-- Exercise directions --
Return a copy of each line that holds the string "this".

-- Provided material --
[Start]
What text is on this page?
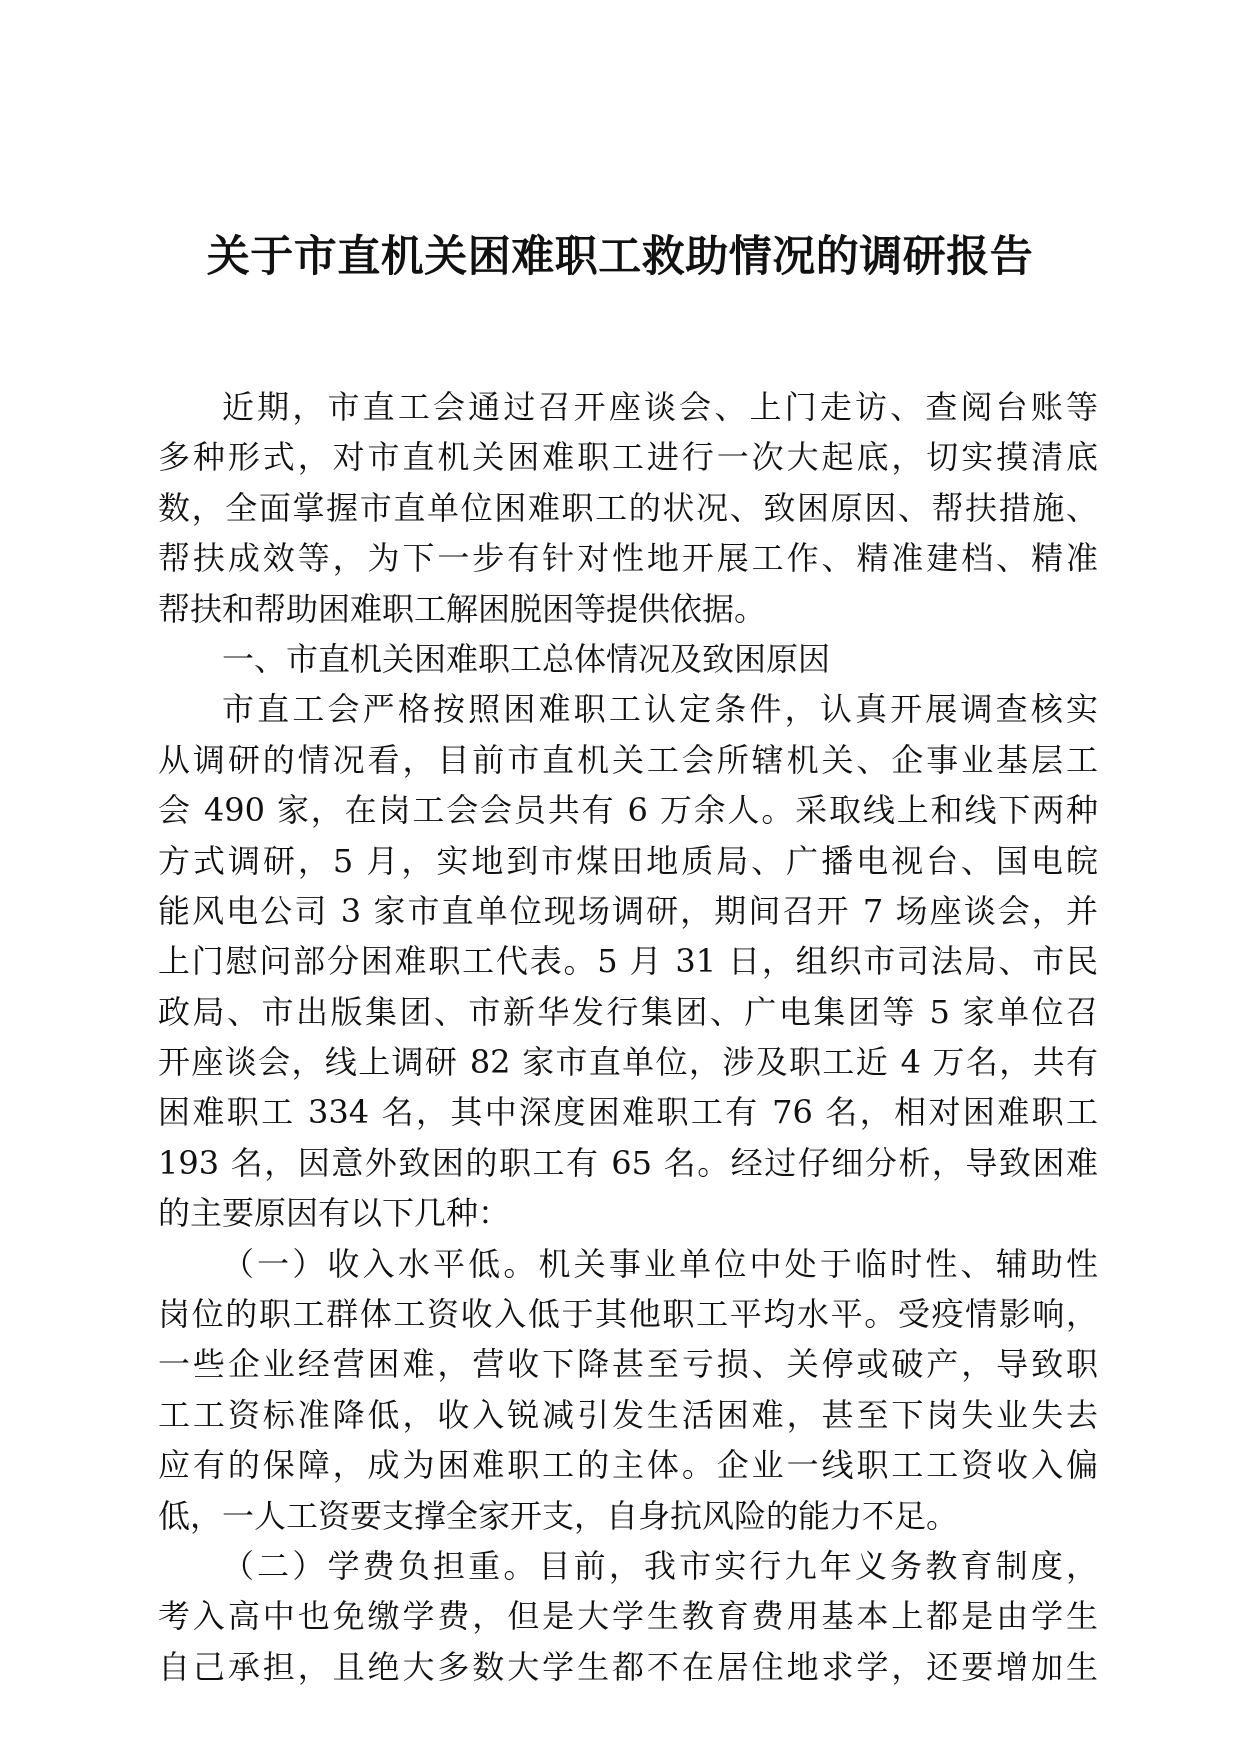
关于市直机关困难职工救助情况的调研报告

近期，市直工会通过召开座谈会、上门走访、查阅台账等

多种形式，对市直机关困难职工进行一次大起底，切实摸清底

数，全面掌握市直单位困难职工的状况、致困原因、帮扶措施、

帮扶成效等，为下一步有针对性地开展工作、精准建档、精准

帮扶和帮助困难职工解困脱困等提供依据。

一、市直机关困难职工总体情况及致困原因

市直工会严格按照困难职工认定条件，认真开展调查核实

从调研的情况看，目前市直机关工会所辖机关、企事业基层工

会 490 家，在岗工会会员共有 6 万余人。采取线上和线下两种

方式调研，5 月，实地到市煤田地质局、广播电视台、国电皖

能风电公司 3 家市直单位现场调研，期间召开 7 场座谈会，并

上门慰问部分困难职工代表。5 月 31 日，组织市司法局、市民

政局、市出版集团、市新华发行集团、广电集团等 5 家单位召

开座谈会，线上调研 82 家市直单位，涉及职工近 4 万名，共有

困难职工 334 名，其中深度困难职工有 76 名，相对困难职工

193 名，因意外致困的职工有 65 名。经过仔细分析，导致困难

的主要原因有以下几种：

（一）收入水平低。机关事业单位中处于临时性、辅助性

岗位的职工群体工资收入低于其他职工平均水平。受疫情影响，

一些企业经营困难，营收下降甚至亏损、关停或破产，导致职

工工资标准降低，收入锐减引发生活困难，甚至下岗失业失去

应有的保障，成为困难职工的主体。企业一线职工工资收入偏

低，一人工资要支撑全家开支，自身抗风险的能力不足。

（二）学费负担重。目前，我市实行九年义务教育制度，

考入高中也免缴学费，但是大学生教育费用基本上都是由学生

自己承担，且绝大多数大学生都不在居住地求学，还要增加生
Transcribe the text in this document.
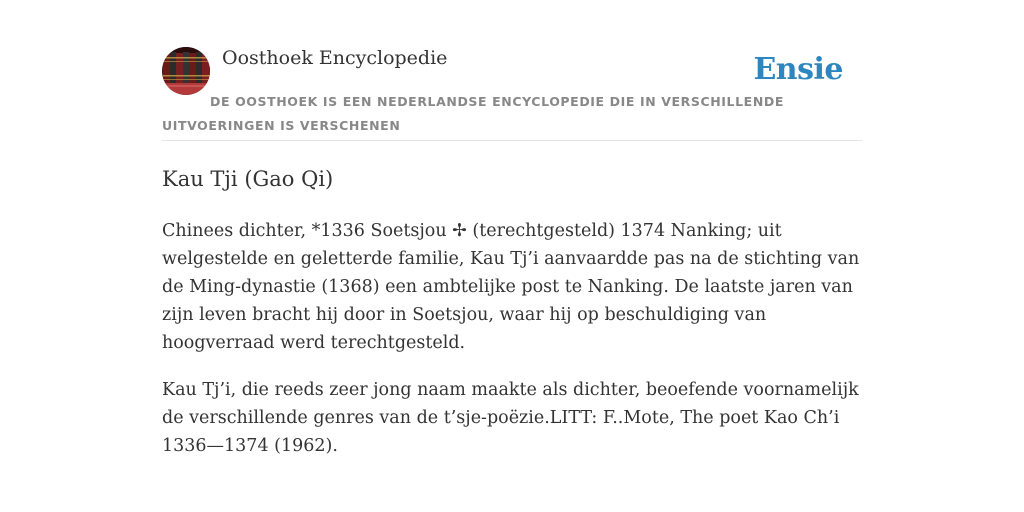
Oosthoek Encyclopedie	Ensie
DE OOSTHOEK IS EEN NEDERLANDSE ENCYCLOPEDIE DIE IN VERSCHILLENDE UITVOERINGEN IS VERSCHENEN
Kau Tji (Gao Qi)

Chinees dichter, *1336 Soetsjou ✢ (terechtgesteld) 1374 Nanking; uit welgestelde en geletterde familie, Kau Tj’i aanvaardde pas na de stichting van de Ming-dynastie (1368) een ambtelijke post te Nanking. De laatste jaren van zijn leven bracht hij door in Soetsjou, waar hij op beschuldiging van hoogverraad werd terechtgesteld.

Kau Tj’i, die reeds zeer jong naam maakte als dichter, beoefende voornamelijk de verschillende genres van de t’sje-poëzie.LITT: F..Mote, The poet Kao Ch’i 1336—1374 (1962).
[End]
-- Exercise output --
What text is on this page?
Transcribe the text in this document.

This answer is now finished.